_The problem_
Below is a listing to write out in full, exactly as given, without its pictures.

_Provided records_
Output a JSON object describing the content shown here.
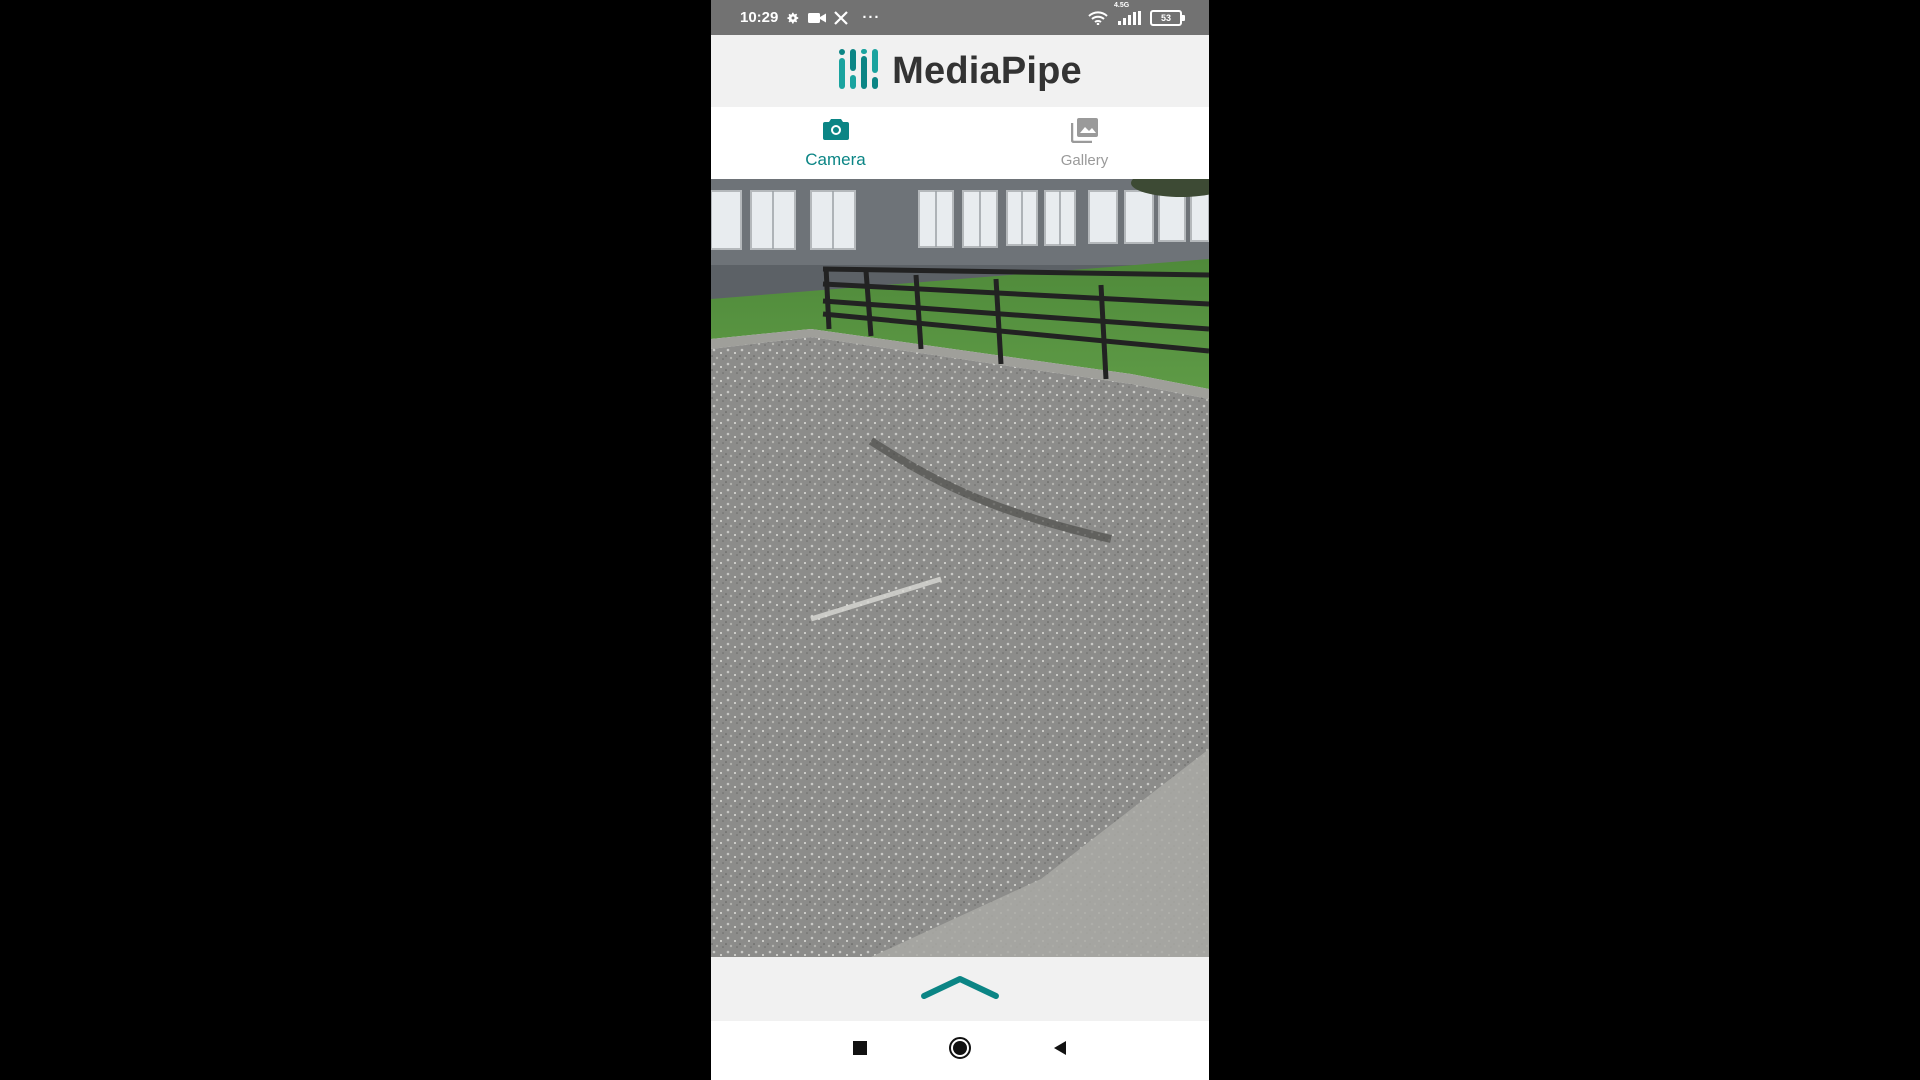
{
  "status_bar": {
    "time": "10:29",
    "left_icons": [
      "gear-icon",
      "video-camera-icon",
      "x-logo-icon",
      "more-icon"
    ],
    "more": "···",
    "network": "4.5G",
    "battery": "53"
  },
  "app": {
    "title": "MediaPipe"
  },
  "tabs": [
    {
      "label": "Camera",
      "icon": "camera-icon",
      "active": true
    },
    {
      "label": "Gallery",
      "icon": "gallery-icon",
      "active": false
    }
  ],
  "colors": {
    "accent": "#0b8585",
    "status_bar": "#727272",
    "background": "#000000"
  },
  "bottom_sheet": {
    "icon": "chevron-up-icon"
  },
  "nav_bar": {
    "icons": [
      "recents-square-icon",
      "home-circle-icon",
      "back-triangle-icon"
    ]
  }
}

_Task output_
Output a JSON object describing the content shown here.
{
  "status_bar": {
    "time": "10:29",
    "left_icons": [
      "gear-icon",
      "video-camera-icon",
      "x-logo-icon",
      "more-icon"
    ],
    "more": "···",
    "network": "4.5G",
    "battery": "53"
  },
  "app": {
    "title": "MediaPipe"
  },
  "tabs": [
    {
      "label": "Camera",
      "icon": "camera-icon",
      "active": true
    },
    {
      "label": "Gallery",
      "icon": "gallery-icon",
      "active": false
    }
  ],
  "colors": {
    "accent": "#0b8585",
    "status_bar": "#727272",
    "background": "#000000"
  },
  "bottom_sheet": {
    "icon": "chevron-up-icon"
  },
  "nav_bar": {
    "icons": [
      "recents-square-icon",
      "home-circle-icon",
      "back-triangle-icon"
    ]
  }
}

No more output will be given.